PROBLEM REQUIREMENTS: Write every record out again exactly as given.

DATA PROVIDED:
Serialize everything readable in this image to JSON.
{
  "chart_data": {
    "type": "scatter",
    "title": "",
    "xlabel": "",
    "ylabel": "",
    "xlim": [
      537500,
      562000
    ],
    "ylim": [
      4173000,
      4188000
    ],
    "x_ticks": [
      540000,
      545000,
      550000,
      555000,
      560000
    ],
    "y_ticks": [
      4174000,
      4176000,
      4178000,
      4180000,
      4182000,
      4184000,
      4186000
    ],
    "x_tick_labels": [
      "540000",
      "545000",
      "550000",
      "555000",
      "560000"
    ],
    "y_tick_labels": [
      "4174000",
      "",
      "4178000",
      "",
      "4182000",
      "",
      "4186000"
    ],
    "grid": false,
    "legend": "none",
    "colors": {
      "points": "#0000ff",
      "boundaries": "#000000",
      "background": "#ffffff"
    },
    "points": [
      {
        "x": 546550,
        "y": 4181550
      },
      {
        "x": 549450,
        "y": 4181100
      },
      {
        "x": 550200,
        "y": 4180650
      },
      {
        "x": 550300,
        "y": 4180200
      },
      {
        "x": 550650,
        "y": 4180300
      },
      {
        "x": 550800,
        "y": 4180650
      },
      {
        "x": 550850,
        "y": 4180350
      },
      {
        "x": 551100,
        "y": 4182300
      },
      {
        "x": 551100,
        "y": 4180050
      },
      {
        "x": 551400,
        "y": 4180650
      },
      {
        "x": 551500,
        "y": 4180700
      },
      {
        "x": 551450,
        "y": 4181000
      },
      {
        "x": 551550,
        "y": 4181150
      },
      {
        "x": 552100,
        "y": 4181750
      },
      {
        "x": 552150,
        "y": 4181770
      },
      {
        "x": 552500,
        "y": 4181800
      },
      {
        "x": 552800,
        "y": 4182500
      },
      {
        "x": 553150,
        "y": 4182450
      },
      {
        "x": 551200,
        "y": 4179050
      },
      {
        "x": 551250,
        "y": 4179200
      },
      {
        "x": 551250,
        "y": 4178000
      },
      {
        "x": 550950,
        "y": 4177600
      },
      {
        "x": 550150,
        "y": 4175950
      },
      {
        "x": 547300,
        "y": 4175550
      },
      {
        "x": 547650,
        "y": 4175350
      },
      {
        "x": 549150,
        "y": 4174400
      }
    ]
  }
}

EXERCISE RESULT:
Serialize everything readable in this image to JSON.
{
  "chart_data": {
    "type": "scatter",
    "title": "",
    "xlabel": "",
    "ylabel": "",
    "xlim": [
      537500,
      562000
    ],
    "ylim": [
      4173000,
      4188000
    ],
    "x_ticks": [
      540000,
      545000,
      550000,
      555000,
      560000
    ],
    "y_ticks": [
      4174000,
      4176000,
      4178000,
      4180000,
      4182000,
      4184000,
      4186000
    ],
    "x_tick_labels": [
      "540000",
      "545000",
      "550000",
      "555000",
      "560000"
    ],
    "y_tick_labels": [
      "4174000",
      "",
      "4178000",
      "",
      "4182000",
      "",
      "4186000"
    ],
    "grid": false,
    "legend": "none",
    "colors": {
      "points": "#0000ff",
      "boundaries": "#000000",
      "background": "#ffffff"
    },
    "points": [
      {
        "x": 546550,
        "y": 4181550
      },
      {
        "x": 549450,
        "y": 4181100
      },
      {
        "x": 550200,
        "y": 4180650
      },
      {
        "x": 550300,
        "y": 4180200
      },
      {
        "x": 550650,
        "y": 4180300
      },
      {
        "x": 550800,
        "y": 4180650
      },
      {
        "x": 550850,
        "y": 4180350
      },
      {
        "x": 551100,
        "y": 4182300
      },
      {
        "x": 551100,
        "y": 4180050
      },
      {
        "x": 551400,
        "y": 4180650
      },
      {
        "x": 551500,
        "y": 4180700
      },
      {
        "x": 551450,
        "y": 4181000
      },
      {
        "x": 551550,
        "y": 4181150
      },
      {
        "x": 552100,
        "y": 4181750
      },
      {
        "x": 552150,
        "y": 4181770
      },
      {
        "x": 552500,
        "y": 4181800
      },
      {
        "x": 552800,
        "y": 4182500
      },
      {
        "x": 553150,
        "y": 4182450
      },
      {
        "x": 551200,
        "y": 4179050
      },
      {
        "x": 551250,
        "y": 4179200
      },
      {
        "x": 551250,
        "y": 4178000
      },
      {
        "x": 550950,
        "y": 4177600
      },
      {
        "x": 550150,
        "y": 4175950
      },
      {
        "x": 547300,
        "y": 4175550
      },
      {
        "x": 547650,
        "y": 4175350
      },
      {
        "x": 549150,
        "y": 4174400
      }
    ]
  }
}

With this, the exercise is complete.